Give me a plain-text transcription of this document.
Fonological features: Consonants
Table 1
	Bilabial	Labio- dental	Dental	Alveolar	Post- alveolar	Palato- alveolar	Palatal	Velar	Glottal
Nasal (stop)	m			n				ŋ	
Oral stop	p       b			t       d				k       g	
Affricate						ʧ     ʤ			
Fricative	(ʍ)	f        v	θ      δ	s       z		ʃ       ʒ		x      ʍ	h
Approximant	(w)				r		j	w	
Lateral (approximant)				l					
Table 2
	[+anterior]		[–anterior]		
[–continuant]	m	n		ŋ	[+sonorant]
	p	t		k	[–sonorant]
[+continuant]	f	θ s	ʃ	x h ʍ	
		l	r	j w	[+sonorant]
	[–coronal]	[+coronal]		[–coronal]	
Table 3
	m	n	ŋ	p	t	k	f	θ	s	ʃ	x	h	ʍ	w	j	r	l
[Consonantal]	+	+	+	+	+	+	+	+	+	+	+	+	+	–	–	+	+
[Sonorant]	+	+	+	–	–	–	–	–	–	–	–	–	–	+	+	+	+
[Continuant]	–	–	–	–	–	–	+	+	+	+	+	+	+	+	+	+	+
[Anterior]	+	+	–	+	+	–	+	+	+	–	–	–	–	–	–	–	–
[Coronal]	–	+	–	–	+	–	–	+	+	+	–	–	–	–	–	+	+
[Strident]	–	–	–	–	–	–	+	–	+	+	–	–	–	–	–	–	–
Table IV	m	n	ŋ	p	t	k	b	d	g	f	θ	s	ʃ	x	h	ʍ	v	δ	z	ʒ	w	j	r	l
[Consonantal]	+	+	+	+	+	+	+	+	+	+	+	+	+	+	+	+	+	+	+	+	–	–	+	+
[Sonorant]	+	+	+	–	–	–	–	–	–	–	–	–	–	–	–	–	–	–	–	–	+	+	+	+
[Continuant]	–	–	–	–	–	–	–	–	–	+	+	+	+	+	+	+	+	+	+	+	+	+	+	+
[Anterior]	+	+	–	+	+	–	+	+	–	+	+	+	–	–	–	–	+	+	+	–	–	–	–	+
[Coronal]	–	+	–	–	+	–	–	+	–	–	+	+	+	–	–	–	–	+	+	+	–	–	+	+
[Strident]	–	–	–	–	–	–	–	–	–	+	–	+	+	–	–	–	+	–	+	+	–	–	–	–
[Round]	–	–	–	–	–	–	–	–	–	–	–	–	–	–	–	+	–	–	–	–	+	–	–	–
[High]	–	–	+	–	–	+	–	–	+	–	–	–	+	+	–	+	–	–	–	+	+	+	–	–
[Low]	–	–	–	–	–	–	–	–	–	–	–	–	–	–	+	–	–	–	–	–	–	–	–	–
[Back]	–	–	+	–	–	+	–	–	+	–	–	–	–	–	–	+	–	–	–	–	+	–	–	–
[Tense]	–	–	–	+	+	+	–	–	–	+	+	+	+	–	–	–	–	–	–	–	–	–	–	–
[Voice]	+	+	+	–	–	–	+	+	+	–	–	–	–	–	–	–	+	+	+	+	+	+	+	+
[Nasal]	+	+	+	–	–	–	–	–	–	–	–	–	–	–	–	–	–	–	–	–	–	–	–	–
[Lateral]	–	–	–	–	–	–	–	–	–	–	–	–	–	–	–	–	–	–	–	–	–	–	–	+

* WHAT IS NEEDED:
Return the material exactly as it stands.

* SOLVED PROBLEM:
Give me a plain-text transcription of this document.
Fonological features: Consonants
Table 1
	Bilabial	Labio- dental	Dental	Alveolar	Post- alveolar	Palato- alveolar	Palatal	Velar	Glottal
Nasal (stop)	m			n				ŋ	
Oral stop	p       b			t       d				k       g	
Affricate						ʧ     ʤ			
Fricative	(ʍ)	f        v	θ      δ	s       z		ʃ       ʒ		x      ʍ	h
Approximant	(w)				r		j	w	
Lateral (approximant)				l					
Table 2
	[+anterior]		[–anterior]		
[–continuant]	m	n		ŋ	[+sonorant]
	p	t		k	[–sonorant]
[+continuant]	f	θ s	ʃ	x h ʍ	
		l	r	j w	[+sonorant]
	[–coronal]	[+coronal]		[–coronal]	
Table 3
	m	n	ŋ	p	t	k	f	θ	s	ʃ	x	h	ʍ	w	j	r	l
[Consonantal]	+	+	+	+	+	+	+	+	+	+	+	+	+	–	–	+	+
[Sonorant]	+	+	+	–	–	–	–	–	–	–	–	–	–	+	+	+	+
[Continuant]	–	–	–	–	–	–	+	+	+	+	+	+	+	+	+	+	+
[Anterior]	+	+	–	+	+	–	+	+	+	–	–	–	–	–	–	–	–
[Coronal]	–	+	–	–	+	–	–	+	+	+	–	–	–	–	–	+	+
[Strident]	–	–	–	–	–	–	+	–	+	+	–	–	–	–	–	–	–
Table IV	m	n	ŋ	p	t	k	b	d	g	f	θ	s	ʃ	x	h	ʍ	v	δ	z	ʒ	w	j	r	l
[Consonantal]	+	+	+	+	+	+	+	+	+	+	+	+	+	+	+	+	+	+	+	+	–	–	+	+
[Sonorant]	+	+	+	–	–	–	–	–	–	–	–	–	–	–	–	–	–	–	–	–	+	+	+	+
[Continuant]	–	–	–	–	–	–	–	–	–	+	+	+	+	+	+	+	+	+	+	+	+	+	+	+
[Anterior]	+	+	–	+	+	–	+	+	–	+	+	+	–	–	–	–	+	+	+	–	–	–	–	+
[Coronal]	–	+	–	–	+	–	–	+	–	–	+	+	+	–	–	–	–	+	+	+	–	–	+	+
[Strident]	–	–	–	–	–	–	–	–	–	+	–	+	+	–	–	–	+	–	+	+	–	–	–	–
[Round]	–	–	–	–	–	–	–	–	–	–	–	–	–	–	–	+	–	–	–	–	+	–	–	–
[High]	–	–	+	–	–	+	–	–	+	–	–	–	+	+	–	+	–	–	–	+	+	+	–	–
[Low]	–	–	–	–	–	–	–	–	–	–	–	–	–	–	+	–	–	–	–	–	–	–	–	–
[Back]	–	–	+	–	–	+	–	–	+	–	–	–	–	–	–	+	–	–	–	–	+	–	–	–
[Tense]	–	–	–	+	+	+	–	–	–	+	+	+	+	–	–	–	–	–	–	–	–	–	–	–
[Voice]	+	+	+	–	–	–	+	+	+	–	–	–	–	–	–	–	+	+	+	+	+	+	+	+
[Nasal]	+	+	+	–	–	–	–	–	–	–	–	–	–	–	–	–	–	–	–	–	–	–	–	–
[Lateral]	–	–	–	–	–	–	–	–	–	–	–	–	–	–	–	–	–	–	–	–	–	–	–	+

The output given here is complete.